## start Material provided

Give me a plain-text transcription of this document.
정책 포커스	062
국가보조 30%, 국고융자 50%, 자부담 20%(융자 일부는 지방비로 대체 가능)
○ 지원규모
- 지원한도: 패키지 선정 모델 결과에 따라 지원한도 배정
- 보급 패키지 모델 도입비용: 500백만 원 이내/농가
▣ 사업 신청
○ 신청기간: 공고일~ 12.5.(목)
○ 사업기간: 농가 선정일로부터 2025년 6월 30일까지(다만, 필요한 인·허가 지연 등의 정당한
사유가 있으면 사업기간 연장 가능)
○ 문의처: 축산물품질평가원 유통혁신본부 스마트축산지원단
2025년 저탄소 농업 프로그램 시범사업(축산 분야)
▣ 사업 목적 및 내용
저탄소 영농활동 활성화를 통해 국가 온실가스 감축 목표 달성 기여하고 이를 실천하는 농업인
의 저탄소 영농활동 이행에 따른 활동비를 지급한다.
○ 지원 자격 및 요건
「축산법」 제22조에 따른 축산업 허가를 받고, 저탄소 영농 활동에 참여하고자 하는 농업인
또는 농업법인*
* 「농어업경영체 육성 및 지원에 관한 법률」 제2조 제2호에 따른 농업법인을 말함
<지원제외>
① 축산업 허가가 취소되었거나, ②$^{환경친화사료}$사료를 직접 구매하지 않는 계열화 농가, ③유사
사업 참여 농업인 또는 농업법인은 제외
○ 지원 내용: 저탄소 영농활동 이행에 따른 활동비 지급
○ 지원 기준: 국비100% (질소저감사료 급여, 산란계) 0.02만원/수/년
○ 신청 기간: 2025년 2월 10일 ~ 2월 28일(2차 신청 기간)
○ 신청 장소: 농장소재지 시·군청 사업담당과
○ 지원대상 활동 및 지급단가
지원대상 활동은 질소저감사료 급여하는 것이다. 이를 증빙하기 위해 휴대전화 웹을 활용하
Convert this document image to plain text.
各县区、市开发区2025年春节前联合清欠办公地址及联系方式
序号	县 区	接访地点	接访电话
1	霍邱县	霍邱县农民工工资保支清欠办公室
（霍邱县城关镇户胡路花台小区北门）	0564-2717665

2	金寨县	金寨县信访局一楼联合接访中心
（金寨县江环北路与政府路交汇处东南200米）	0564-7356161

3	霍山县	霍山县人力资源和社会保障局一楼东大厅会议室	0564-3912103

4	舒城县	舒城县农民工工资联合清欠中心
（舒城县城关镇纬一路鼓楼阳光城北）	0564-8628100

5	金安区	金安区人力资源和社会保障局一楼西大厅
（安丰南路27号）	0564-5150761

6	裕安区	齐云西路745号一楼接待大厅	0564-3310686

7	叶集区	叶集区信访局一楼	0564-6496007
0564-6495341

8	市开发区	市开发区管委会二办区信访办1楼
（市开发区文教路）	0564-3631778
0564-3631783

## end Material provided

Pick out the lines containing the word "질소저감사료" and show them.

○ 지원 기준: 국비100% (질소저감사료 급여, 산란계) 0.02만원/수/년
지원대상 활동은 질소저감사료 급여하는 것이다. 이를 증빙하기 위해 휴대전화 웹을 활용하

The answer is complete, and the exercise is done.